TASK TO COMPLETE —
Gather every line from the entries below that includes "Silahkan".

RECORDS FOR THE TASK —

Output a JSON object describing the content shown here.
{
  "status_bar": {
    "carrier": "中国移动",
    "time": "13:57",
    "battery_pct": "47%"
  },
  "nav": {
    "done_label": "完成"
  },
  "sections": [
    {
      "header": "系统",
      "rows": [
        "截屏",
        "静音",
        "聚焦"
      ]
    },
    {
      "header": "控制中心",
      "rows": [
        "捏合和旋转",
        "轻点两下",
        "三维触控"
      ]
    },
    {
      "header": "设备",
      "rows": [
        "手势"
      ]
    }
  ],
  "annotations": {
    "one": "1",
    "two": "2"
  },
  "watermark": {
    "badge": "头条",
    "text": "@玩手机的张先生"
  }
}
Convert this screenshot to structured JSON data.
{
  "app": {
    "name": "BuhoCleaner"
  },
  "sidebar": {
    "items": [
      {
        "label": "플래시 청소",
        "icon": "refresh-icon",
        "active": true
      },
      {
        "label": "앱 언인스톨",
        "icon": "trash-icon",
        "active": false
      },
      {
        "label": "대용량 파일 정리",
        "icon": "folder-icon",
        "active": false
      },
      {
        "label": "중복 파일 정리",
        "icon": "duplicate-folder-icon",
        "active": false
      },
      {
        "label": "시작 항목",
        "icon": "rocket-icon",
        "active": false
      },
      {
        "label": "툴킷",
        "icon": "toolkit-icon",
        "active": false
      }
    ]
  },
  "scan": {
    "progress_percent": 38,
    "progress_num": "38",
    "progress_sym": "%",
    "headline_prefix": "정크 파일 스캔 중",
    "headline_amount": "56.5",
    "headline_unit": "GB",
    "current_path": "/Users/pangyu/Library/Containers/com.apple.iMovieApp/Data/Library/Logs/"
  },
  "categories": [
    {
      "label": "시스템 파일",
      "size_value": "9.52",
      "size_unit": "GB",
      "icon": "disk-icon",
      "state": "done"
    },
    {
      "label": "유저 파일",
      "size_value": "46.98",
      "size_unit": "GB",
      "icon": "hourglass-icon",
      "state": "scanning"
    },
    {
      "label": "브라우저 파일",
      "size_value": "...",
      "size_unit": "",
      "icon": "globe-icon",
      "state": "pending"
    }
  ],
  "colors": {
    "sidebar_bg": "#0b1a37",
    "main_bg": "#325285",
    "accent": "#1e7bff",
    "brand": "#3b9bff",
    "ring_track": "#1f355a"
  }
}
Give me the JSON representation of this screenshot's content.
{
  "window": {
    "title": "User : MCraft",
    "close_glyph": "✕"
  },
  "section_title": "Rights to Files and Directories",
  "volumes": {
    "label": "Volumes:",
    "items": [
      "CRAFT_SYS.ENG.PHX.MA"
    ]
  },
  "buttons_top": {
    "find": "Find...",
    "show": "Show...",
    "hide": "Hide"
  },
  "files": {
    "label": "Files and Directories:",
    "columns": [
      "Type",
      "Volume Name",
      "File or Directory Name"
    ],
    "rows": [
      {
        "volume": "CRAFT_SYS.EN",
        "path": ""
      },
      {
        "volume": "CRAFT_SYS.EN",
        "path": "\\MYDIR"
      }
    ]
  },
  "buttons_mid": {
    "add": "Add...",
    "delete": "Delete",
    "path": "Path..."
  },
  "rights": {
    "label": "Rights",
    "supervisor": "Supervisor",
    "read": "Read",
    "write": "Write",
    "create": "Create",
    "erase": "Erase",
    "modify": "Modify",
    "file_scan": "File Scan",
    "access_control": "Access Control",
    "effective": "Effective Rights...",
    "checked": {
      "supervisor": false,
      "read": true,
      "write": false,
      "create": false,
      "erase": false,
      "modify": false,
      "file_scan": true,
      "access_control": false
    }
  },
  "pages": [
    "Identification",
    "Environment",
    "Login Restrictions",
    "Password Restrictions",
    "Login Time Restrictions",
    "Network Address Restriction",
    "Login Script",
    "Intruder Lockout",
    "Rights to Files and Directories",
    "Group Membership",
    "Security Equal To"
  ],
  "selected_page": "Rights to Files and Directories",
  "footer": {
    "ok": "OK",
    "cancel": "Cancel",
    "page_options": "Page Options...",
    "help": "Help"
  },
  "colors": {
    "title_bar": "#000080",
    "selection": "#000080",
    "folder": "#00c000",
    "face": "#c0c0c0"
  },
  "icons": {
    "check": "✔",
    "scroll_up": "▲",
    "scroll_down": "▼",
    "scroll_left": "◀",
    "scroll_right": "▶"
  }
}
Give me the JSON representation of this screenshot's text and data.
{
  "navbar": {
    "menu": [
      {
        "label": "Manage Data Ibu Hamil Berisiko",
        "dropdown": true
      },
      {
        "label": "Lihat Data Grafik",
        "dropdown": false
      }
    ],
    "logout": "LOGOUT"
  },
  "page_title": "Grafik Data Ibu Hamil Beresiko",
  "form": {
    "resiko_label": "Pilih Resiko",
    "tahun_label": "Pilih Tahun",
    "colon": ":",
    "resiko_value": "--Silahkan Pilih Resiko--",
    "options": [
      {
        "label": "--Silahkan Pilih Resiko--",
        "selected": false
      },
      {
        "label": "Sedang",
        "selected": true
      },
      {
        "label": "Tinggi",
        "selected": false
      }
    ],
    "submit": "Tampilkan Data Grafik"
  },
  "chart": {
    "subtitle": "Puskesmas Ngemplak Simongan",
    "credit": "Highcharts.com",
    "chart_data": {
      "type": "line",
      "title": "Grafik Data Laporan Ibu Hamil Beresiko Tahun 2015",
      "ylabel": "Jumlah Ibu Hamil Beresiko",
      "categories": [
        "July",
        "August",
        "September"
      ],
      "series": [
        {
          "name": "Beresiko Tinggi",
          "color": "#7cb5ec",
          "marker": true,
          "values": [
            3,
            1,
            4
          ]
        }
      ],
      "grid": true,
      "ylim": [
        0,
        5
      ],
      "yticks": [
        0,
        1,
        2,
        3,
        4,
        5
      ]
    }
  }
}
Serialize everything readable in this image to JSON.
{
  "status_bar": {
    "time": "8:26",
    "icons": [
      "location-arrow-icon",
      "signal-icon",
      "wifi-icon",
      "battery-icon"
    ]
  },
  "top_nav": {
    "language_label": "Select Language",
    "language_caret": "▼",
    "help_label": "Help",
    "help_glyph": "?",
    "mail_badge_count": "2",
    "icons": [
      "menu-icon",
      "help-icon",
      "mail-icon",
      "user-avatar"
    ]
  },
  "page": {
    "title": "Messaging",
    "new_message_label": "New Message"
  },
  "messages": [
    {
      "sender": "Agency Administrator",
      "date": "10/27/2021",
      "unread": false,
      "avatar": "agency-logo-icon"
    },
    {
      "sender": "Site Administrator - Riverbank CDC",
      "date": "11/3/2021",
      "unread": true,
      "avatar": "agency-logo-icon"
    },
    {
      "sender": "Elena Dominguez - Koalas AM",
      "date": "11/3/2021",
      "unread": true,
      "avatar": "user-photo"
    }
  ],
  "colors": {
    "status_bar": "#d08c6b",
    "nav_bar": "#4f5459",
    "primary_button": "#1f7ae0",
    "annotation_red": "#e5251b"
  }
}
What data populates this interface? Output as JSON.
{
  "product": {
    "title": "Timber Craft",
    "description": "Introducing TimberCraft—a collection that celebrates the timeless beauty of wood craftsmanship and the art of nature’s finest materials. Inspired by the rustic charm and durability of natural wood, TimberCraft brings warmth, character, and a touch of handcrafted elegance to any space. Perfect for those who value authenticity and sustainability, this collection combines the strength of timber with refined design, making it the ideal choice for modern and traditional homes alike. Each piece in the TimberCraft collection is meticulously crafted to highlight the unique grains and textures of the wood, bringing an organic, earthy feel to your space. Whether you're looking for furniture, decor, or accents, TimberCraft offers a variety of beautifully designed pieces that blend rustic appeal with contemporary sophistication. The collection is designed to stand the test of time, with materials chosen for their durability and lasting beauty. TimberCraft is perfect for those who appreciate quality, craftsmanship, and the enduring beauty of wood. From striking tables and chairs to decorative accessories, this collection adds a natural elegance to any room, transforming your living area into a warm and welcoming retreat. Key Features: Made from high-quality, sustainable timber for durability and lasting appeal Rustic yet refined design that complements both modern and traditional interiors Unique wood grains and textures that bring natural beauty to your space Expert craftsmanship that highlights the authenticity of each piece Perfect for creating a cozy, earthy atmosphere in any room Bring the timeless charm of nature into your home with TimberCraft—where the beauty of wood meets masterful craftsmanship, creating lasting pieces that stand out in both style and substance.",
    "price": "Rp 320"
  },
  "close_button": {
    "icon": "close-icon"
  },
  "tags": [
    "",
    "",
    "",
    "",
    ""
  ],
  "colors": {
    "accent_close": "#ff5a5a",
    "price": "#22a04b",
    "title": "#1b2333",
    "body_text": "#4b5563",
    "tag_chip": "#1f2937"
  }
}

ANSWER TO THIS TASK —
    "resiko_value": "--Silahkan Pilih Resiko--",
        "label": "--Silahkan Pilih Resiko--",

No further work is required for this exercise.